• _WHAT TO PRODUCE_
Copy out every line in the entries below that includes "snapshot".

::: INPUT

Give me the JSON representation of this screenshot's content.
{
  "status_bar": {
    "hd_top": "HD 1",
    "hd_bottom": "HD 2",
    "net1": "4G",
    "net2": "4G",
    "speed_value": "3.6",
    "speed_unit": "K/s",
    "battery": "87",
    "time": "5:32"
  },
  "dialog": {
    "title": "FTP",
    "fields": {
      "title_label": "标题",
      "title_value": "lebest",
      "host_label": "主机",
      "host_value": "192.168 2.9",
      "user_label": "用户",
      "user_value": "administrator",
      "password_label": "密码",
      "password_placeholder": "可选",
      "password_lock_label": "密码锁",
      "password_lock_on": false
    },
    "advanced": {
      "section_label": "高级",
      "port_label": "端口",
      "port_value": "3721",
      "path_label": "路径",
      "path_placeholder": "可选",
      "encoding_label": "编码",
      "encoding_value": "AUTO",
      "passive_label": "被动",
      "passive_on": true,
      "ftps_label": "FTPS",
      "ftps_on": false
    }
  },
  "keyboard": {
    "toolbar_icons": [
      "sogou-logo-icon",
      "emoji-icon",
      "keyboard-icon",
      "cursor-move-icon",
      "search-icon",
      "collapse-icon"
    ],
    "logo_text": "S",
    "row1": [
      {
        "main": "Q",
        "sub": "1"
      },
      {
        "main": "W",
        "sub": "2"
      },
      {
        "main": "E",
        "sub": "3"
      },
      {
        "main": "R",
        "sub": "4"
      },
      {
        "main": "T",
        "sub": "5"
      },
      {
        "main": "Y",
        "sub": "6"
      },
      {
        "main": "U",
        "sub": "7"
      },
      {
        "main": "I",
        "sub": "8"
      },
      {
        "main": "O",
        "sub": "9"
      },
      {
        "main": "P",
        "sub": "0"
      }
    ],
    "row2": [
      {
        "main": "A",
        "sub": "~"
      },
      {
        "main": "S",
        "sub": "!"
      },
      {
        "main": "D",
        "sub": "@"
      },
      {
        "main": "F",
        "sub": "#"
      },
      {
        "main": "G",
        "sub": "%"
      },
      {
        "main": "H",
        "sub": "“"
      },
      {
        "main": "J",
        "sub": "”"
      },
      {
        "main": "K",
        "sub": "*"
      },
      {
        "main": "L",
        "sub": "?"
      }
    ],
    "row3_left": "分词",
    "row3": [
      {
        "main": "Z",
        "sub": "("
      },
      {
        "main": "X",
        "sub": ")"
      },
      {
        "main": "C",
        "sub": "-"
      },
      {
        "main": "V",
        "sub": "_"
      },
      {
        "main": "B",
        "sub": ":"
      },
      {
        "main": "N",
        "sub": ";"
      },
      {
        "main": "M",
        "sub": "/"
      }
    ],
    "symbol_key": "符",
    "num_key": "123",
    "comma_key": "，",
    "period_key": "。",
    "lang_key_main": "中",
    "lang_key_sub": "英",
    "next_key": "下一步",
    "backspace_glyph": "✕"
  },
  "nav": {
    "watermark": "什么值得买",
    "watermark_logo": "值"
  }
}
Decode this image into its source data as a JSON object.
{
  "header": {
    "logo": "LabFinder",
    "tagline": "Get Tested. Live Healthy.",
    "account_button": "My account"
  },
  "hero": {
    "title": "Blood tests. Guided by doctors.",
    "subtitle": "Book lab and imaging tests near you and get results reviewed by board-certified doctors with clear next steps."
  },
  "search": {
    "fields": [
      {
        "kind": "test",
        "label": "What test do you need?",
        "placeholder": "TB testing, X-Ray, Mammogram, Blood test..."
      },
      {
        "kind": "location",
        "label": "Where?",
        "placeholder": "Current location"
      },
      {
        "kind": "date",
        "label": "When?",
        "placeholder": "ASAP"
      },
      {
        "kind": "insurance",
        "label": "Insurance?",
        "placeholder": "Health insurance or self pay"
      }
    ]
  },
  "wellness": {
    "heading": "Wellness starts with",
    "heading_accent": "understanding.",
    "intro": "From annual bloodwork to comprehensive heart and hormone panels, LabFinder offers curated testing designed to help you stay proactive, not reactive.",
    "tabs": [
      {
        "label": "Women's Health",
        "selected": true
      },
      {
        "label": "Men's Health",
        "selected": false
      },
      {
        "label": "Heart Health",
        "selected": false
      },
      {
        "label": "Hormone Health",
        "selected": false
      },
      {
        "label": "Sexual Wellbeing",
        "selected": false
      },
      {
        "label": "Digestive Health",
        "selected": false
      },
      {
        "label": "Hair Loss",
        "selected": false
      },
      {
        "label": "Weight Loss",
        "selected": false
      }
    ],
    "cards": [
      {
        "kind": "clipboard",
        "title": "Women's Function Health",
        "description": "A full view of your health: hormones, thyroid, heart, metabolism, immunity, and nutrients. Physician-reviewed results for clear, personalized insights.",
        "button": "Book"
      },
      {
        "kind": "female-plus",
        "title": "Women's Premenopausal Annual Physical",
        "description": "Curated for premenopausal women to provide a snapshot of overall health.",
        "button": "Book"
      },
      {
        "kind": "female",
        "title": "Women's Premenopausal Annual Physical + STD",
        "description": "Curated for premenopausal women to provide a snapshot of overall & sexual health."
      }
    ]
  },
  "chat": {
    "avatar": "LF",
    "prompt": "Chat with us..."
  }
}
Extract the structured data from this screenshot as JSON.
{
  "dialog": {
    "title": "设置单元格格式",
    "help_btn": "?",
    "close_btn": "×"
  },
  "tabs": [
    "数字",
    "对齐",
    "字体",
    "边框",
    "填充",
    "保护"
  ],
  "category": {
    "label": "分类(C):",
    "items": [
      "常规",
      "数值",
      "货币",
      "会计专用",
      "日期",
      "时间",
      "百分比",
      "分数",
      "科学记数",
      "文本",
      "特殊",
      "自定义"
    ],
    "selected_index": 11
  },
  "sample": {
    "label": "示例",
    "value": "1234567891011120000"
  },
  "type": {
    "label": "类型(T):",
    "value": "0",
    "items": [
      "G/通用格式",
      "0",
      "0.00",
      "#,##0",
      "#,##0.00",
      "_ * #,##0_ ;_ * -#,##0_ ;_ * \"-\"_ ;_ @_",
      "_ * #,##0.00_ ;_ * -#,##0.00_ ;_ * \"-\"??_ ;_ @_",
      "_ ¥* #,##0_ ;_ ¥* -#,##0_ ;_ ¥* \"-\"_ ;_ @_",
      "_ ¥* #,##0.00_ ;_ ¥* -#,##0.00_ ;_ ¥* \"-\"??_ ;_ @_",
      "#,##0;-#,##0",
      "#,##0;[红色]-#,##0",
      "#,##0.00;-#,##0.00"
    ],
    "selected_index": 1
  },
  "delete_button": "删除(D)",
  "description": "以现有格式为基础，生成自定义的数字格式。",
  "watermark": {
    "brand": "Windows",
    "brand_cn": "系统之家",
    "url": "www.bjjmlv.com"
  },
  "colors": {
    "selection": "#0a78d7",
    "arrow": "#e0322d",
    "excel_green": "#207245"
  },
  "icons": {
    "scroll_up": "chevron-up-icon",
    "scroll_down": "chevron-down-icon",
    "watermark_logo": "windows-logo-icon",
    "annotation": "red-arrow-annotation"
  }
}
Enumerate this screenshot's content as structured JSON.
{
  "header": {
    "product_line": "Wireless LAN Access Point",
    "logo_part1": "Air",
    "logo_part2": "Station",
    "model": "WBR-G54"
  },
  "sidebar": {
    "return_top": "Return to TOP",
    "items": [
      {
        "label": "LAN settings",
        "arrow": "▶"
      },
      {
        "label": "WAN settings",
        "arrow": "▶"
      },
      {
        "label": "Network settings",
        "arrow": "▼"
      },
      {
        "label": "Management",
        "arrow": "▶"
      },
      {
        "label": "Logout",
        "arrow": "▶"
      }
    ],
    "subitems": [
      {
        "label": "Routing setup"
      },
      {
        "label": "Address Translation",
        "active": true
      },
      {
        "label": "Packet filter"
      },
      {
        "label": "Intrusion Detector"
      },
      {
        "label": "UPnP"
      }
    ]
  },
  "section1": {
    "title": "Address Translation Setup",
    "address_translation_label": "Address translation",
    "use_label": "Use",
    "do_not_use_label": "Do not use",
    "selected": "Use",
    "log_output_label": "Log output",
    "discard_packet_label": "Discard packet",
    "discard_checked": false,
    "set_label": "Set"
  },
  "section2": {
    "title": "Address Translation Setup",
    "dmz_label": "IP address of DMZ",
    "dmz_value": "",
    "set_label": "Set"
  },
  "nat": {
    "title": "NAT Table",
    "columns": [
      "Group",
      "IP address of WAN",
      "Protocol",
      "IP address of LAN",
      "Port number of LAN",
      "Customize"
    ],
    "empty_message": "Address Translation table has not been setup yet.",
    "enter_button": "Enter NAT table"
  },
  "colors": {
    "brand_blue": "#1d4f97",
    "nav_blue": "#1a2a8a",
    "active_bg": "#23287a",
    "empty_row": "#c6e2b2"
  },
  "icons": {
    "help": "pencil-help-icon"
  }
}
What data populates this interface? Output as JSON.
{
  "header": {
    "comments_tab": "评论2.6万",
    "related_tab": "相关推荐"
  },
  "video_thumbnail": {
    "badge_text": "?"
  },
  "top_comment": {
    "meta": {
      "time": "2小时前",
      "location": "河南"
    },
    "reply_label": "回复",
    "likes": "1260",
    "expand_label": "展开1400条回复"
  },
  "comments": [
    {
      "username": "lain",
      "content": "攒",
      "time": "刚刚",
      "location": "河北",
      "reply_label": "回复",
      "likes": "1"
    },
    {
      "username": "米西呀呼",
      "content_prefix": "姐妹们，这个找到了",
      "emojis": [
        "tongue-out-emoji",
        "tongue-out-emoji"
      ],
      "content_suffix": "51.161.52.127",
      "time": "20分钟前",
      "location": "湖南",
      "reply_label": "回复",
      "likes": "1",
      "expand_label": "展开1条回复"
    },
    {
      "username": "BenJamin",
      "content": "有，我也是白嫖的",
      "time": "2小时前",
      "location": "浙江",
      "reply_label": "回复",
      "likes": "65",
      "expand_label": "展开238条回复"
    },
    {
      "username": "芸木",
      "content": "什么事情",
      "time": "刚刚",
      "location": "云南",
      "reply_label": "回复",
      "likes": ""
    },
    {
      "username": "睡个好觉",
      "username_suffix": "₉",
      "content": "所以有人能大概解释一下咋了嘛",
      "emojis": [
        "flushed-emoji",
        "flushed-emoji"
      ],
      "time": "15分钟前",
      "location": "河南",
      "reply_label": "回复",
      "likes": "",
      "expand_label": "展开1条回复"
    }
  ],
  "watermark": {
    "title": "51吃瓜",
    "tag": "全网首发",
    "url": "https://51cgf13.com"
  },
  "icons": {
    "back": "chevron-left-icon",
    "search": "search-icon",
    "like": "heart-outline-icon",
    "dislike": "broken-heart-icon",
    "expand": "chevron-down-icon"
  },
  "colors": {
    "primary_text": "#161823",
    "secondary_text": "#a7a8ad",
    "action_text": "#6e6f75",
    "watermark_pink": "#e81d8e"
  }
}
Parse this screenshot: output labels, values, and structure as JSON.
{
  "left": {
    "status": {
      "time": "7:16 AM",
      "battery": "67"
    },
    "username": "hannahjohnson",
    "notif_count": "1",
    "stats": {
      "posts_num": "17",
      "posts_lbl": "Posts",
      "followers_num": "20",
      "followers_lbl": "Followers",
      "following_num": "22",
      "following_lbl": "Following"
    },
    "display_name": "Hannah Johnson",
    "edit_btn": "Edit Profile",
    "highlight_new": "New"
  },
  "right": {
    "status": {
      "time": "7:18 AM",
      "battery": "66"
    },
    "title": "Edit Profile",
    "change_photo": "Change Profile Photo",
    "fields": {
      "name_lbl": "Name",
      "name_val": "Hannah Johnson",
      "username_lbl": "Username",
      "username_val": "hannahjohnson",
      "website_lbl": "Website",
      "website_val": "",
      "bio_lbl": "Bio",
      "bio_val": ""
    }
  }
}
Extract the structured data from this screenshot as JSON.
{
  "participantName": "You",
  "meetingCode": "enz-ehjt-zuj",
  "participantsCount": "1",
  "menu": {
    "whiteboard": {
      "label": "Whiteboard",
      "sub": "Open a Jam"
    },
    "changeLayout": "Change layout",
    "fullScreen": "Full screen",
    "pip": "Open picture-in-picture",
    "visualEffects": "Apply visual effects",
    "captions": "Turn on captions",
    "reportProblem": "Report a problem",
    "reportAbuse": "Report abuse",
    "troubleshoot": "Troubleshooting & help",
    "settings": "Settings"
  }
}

::::::

• _SOLUTION_
        "description": "Curated for premenopausal women to provide a snapshot of overall health.",
        "description": "Curated for premenopausal women to provide a snapshot of overall & sexual health."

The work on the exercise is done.